◆ Your goal ◆
Your task is to copy the listing exactly. Drop any pictures from the copy.

◆ Dataset records ◆
-- start --
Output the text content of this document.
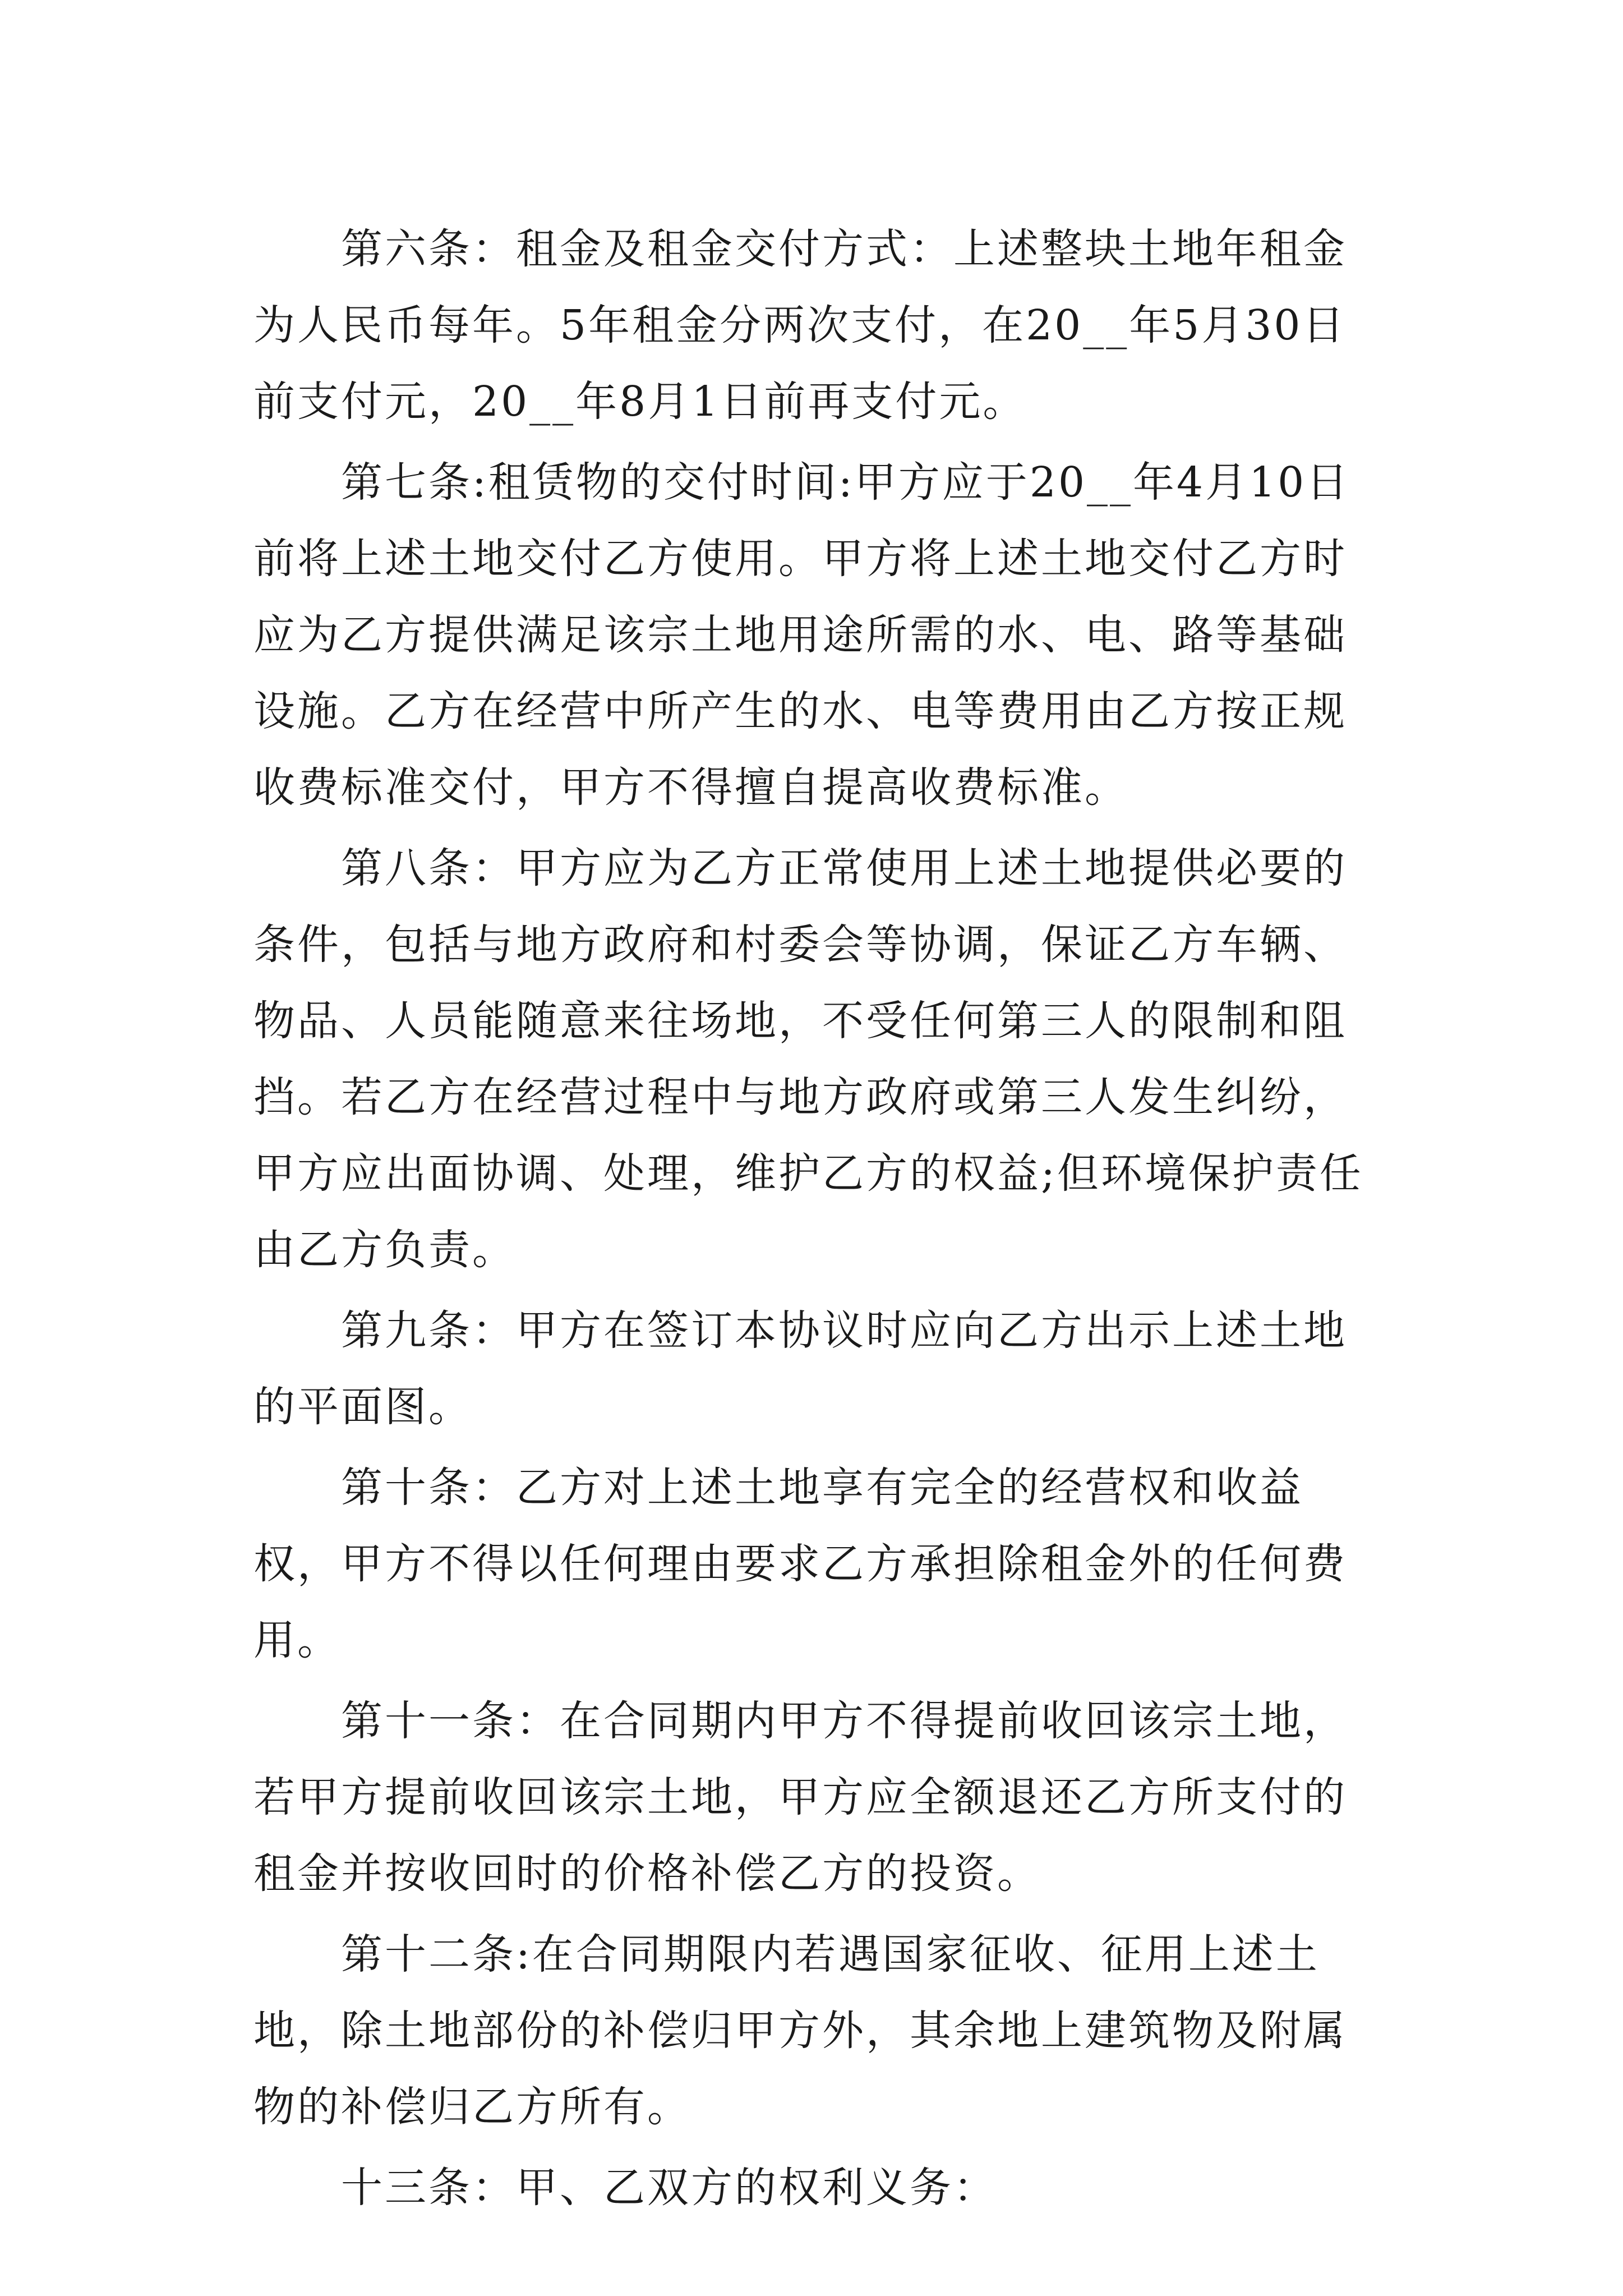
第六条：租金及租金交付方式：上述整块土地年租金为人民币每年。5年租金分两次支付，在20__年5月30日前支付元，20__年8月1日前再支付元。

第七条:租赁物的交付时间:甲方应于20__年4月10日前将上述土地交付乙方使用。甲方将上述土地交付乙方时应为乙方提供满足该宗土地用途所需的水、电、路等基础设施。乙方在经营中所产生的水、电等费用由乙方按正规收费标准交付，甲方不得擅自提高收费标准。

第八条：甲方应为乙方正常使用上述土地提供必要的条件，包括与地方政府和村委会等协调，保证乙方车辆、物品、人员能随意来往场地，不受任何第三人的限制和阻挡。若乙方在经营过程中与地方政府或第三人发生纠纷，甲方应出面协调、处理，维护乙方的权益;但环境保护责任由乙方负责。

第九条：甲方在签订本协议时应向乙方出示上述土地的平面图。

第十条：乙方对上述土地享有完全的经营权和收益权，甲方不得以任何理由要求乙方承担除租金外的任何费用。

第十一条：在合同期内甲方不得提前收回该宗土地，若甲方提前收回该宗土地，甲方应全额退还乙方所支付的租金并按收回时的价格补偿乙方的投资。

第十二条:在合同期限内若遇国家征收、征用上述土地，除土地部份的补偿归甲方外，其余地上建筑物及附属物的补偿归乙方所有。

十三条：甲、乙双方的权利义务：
-- end --
◆ Response to the task ◆
Output the text content of this document.
第六条：租金及租金交付方式：上述整块土地年租金为人民币每年。5年租金分两次支付，在20__年5月30日前支付元，20__年8月1日前再支付元。

第七条:租赁物的交付时间:甲方应于20__年4月10日前将上述土地交付乙方使用。甲方将上述土地交付乙方时应为乙方提供满足该宗土地用途所需的水、电、路等基础设施。乙方在经营中所产生的水、电等费用由乙方按正规收费标准交付，甲方不得擅自提高收费标准。

第八条：甲方应为乙方正常使用上述土地提供必要的条件，包括与地方政府和村委会等协调，保证乙方车辆、物品、人员能随意来往场地，不受任何第三人的限制和阻挡。若乙方在经营过程中与地方政府或第三人发生纠纷，甲方应出面协调、处理，维护乙方的权益;但环境保护责任由乙方负责。

第九条：甲方在签订本协议时应向乙方出示上述土地的平面图。

第十条：乙方对上述土地享有完全的经营权和收益权，甲方不得以任何理由要求乙方承担除租金外的任何费用。

第十一条：在合同期内甲方不得提前收回该宗土地，若甲方提前收回该宗土地，甲方应全额退还乙方所支付的租金并按收回时的价格补偿乙方的投资。

第十二条:在合同期限内若遇国家征收、征用上述土地，除土地部份的补偿归甲方外，其余地上建筑物及附属物的补偿归乙方所有。

十三条：甲、乙双方的权利义务：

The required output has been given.